#### [TRECHO]
Há algum tempo escrevo sobre uma corda que está sendo perigosamente esticada, no Brasil. Fala-se muito em ruptura e aqui neste espaço, há alguns dias, critiquei os militontos que alimentam o medo, semeiam o pavor e difundem o pânico de que um novo golpe militar estaria em curso, prestes a acontecer. Pela narrativa construída até aqui, esta é a mais fácil – e preguiçosa – das conclusões.

O fantasma da semana foi a reunião do presidente Jair Bolsonaro com embaixadores, para tratar de eleições. O discurso midiático predominante veio em tom de alerta. Primeiro, porque Bolsonaro estaria fazendo campanha(?) em local indevido. Eu não sabia que os embaixadores votavam ou que representavam um amplo leque de eleitores. Logo depois, a preocupação era para a preparação do terreno para o “golpe” que viria em outubro. Ou seja, um gerador de instabilidade política. É coisa típica de quem ainda come mingau e espera a mamãe limpar o babeiro.

Vamos recordar alguns pontos para ver quem são os verdadeiros geradores de insegurança e intranquilidade. No início dos anos 2000 (as urnas eletrônicas começaram a ser implantadas em 1996), o então senador Roberto Requião – figura pública pela qual nutro zero simpatia – já apresentava uma versão do equipamento que comportava o tal voto impresso. Nada de abolir a urna eletrônica. Era um sistema adicional. A ideia, na época, não avançou.

Anos mais tarde, em pelo menos duas oportunidades, o Congresso tratou do assunto. Em 2015, houve a aprovação de um projeto que alterava o sistema. Ele foi aprovado, vetado por Dilma Rousseff e o veto foi derrubado pelos parlamentares. Em 2017, integrantes daquilo que um dia foi uma Suprema Corte concederam entrevistas analisando o protótipo que seria implantado. “Esteticamente é muito bonita e vem se integrar a esse sistema extraordinário de apuração eleitoral que nós temos no Brasil”, disse um entusiasmado Luís Roberto Barroso. “Temos que acoplar, também, esse modelo do voto impresso. Estamos discutindo com o Congresso se é possível atrasar ou se é necessário mesmo fazer essa modificação“, afirmou Gilmar Mendes.

#### [DADOS REGISTRADOS]

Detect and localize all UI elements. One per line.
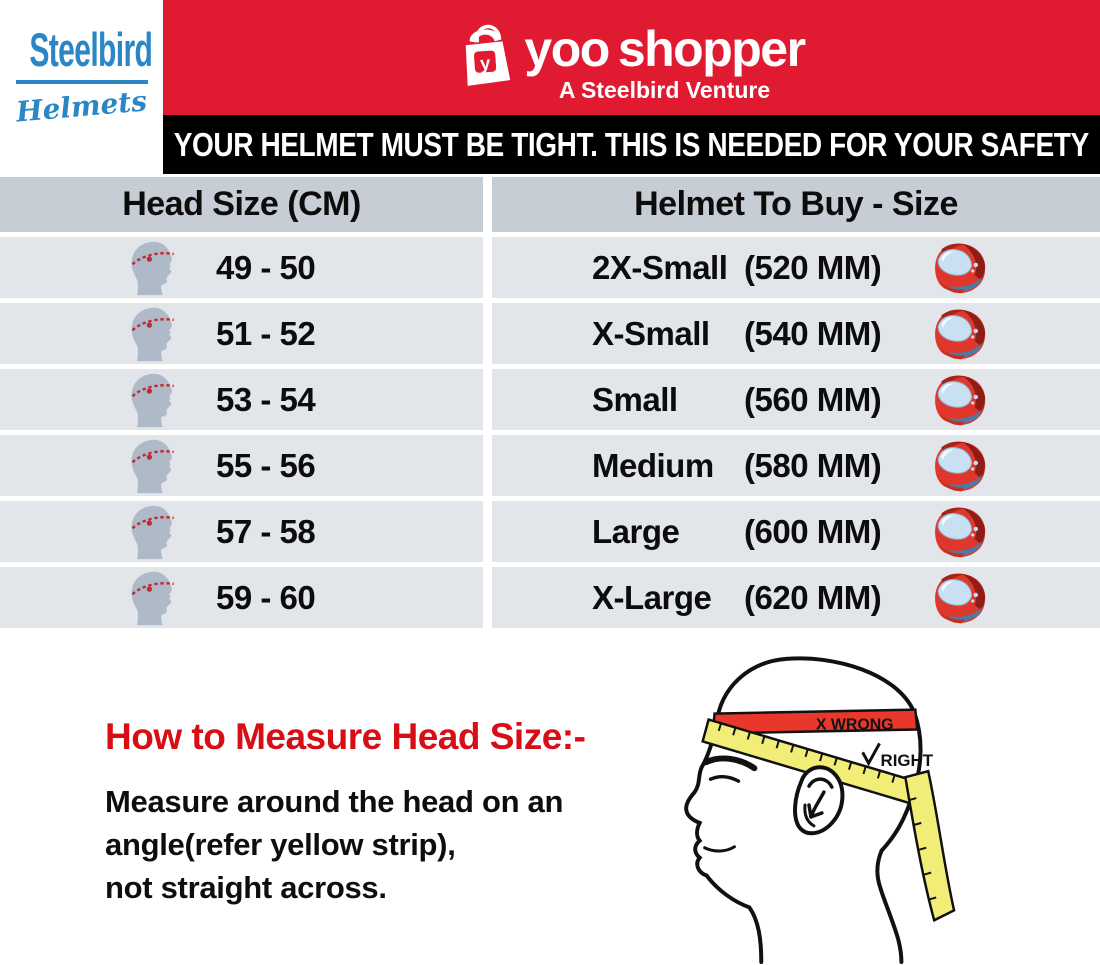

#### [TAREFAS]
1) Relacione todas as pessoas citadas nominalmente no trecho sobre o voto impresso.
2) Prossiga com o trecho sobre o voto impresso a partir do ponto em que ele termina.

#### [RESPOSTAS]
1) Jair Bolsonaro, Roberto Requião, Dilma Rousseff, Luís Roberto Barroso e Gilmar Mendes.

2)
Como se isso não bastasse, temos hoje um sem-fim de partidos e candidatos que antes defendiam ardorosamente a melhoria do sistema – a começar pelo PSDB, que contratou uma auditoria, em 2014, que trabalhou, pesquisou e concluiu que o sistema não era auditável. Mais recentemente uma fala da atual pré-candidata do MDB à Presidência Simone Tebet (que hoje acredita nas urnas de olhos fechados) dizendo o seguinte: “Será que o meu voto depois de depositado lá, depois de processado, ele se concretiza? Para tirar essa dúvida, e dar tranquilidade ao eleitor, nós decidimos derrubar o veto da presidente Dilma [sobre o voto impresso]”. Isso foi em 2015. E aí, Tebet? Mudou por quê?

Tratei até aqui apenas de urna eletrônica e de um sistema que carece de aprimoramento. E isso já é debatido há anos, no Brasil. Mas querem colocar apenas no colo presidencial o fator “turbulência”. Fica difícil de comprar a tese quando se olha para o retrovisor e enxergamos o que está exposto nas linhas acima.

E para fechar: se estava mesmo preocupado em manter a estabilidade e a tranquilidade para as eleições deste ano, porque diabos o Supremo Tribunal Federal resolveu torturar a lei, espancar a lógica e chamar todos os brasileiros honestos de palhaços, quando em uma decisão absurda recolocou no páreo o sujeito condenado em três instâncias diferentes, por diferentes julgadores, em diferentes processos?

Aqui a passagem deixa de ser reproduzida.